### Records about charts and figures

----

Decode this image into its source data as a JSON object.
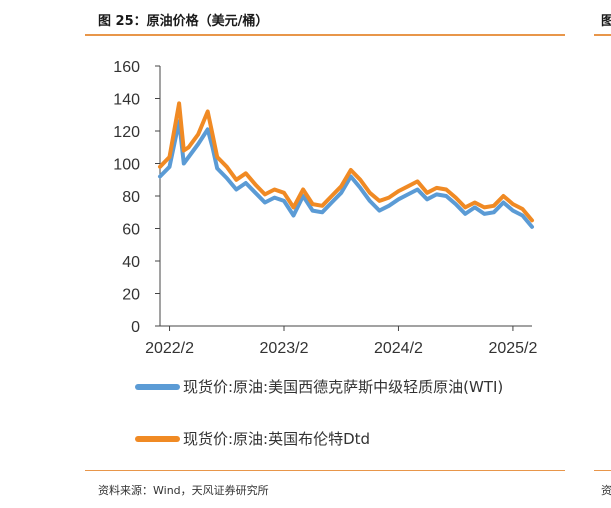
{
  "figure": {
    "title": "图 25：原油价格（美元/桶）",
    "source": "资料来源：Wind，天风证券研究所",
    "edge_title_fragment": "图",
    "edge_source_fragment": "资"
  },
  "chart_data": {
    "type": "line",
    "title": "原油价格（美元/桶）",
    "xlabel": "",
    "ylabel": "",
    "ylim": [
      0,
      160
    ],
    "yticks": [
      "0",
      "20",
      "40",
      "60",
      "80",
      "100",
      "120",
      "140",
      "160"
    ],
    "xticks": [
      "2022/2",
      "2023/2",
      "2024/2",
      "2025/2"
    ],
    "xlim": [
      "2022/1",
      "2025/4"
    ],
    "series": [
      {
        "name": "现货价:原油:美国西德克萨斯中级轻质原油(WTI)",
        "color": "#5b9bd5",
        "points": [
          [
            "2022/1",
            92
          ],
          [
            "2022/2",
            98
          ],
          [
            "2022/3",
            126
          ],
          [
            "2022/3b",
            100
          ],
          [
            "2022/4",
            104
          ],
          [
            "2022/5",
            112
          ],
          [
            "2022/6",
            121
          ],
          [
            "2022/6b",
            110
          ],
          [
            "2022/7",
            97
          ],
          [
            "2022/8",
            91
          ],
          [
            "2022/9",
            84
          ],
          [
            "2022/10",
            88
          ],
          [
            "2022/11",
            82
          ],
          [
            "2022/12",
            76
          ],
          [
            "2023/1",
            79
          ],
          [
            "2023/2",
            77
          ],
          [
            "2023/3",
            68
          ],
          [
            "2023/4",
            80
          ],
          [
            "2023/5",
            71
          ],
          [
            "2023/6",
            70
          ],
          [
            "2023/7",
            76
          ],
          [
            "2023/8",
            82
          ],
          [
            "2023/9",
            92
          ],
          [
            "2023/10",
            85
          ],
          [
            "2023/11",
            77
          ],
          [
            "2023/12",
            71
          ],
          [
            "2024/1",
            74
          ],
          [
            "2024/2",
            78
          ],
          [
            "2024/3",
            81
          ],
          [
            "2024/4",
            84
          ],
          [
            "2024/5",
            78
          ],
          [
            "2024/6",
            81
          ],
          [
            "2024/7",
            80
          ],
          [
            "2024/8",
            75
          ],
          [
            "2024/9",
            69
          ],
          [
            "2024/10",
            73
          ],
          [
            "2024/11",
            69
          ],
          [
            "2024/12",
            70
          ],
          [
            "2025/1",
            76
          ],
          [
            "2025/2",
            71
          ],
          [
            "2025/3",
            68
          ],
          [
            "2025/4",
            61
          ]
        ]
      },
      {
        "name": "现货价:原油:英国布伦特Dtd",
        "color": "#f08a24",
        "points": [
          [
            "2022/1",
            98
          ],
          [
            "2022/2",
            104
          ],
          [
            "2022/3",
            137
          ],
          [
            "2022/3b",
            108
          ],
          [
            "2022/4",
            110
          ],
          [
            "2022/5",
            118
          ],
          [
            "2022/6",
            132
          ],
          [
            "2022/6b",
            118
          ],
          [
            "2022/7",
            104
          ],
          [
            "2022/8",
            98
          ],
          [
            "2022/9",
            90
          ],
          [
            "2022/10",
            94
          ],
          [
            "2022/11",
            87
          ],
          [
            "2022/12",
            81
          ],
          [
            "2023/1",
            84
          ],
          [
            "2023/2",
            82
          ],
          [
            "2023/3",
            73
          ],
          [
            "2023/4",
            84
          ],
          [
            "2023/5",
            75
          ],
          [
            "2023/6",
            74
          ],
          [
            "2023/7",
            80
          ],
          [
            "2023/8",
            86
          ],
          [
            "2023/9",
            96
          ],
          [
            "2023/10",
            90
          ],
          [
            "2023/11",
            82
          ],
          [
            "2023/12",
            77
          ],
          [
            "2024/1",
            79
          ],
          [
            "2024/2",
            83
          ],
          [
            "2024/3",
            86
          ],
          [
            "2024/4",
            89
          ],
          [
            "2024/5",
            82
          ],
          [
            "2024/6",
            85
          ],
          [
            "2024/7",
            84
          ],
          [
            "2024/8",
            79
          ],
          [
            "2024/9",
            73
          ],
          [
            "2024/10",
            76
          ],
          [
            "2024/11",
            73
          ],
          [
            "2024/12",
            74
          ],
          [
            "2025/1",
            80
          ],
          [
            "2025/2",
            75
          ],
          [
            "2025/3",
            72
          ],
          [
            "2025/4",
            65
          ]
        ]
      }
    ]
  }
}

----

### THE TASK
Pick out every line above that contains the word "name" and copy it.

### RESPONSE FOR THIS EXERCISE
        "name": "现货价:原油:美国西德克萨斯中级轻质原油(WTI)",
        "name": "现货价:原油:英国布伦特Dtd",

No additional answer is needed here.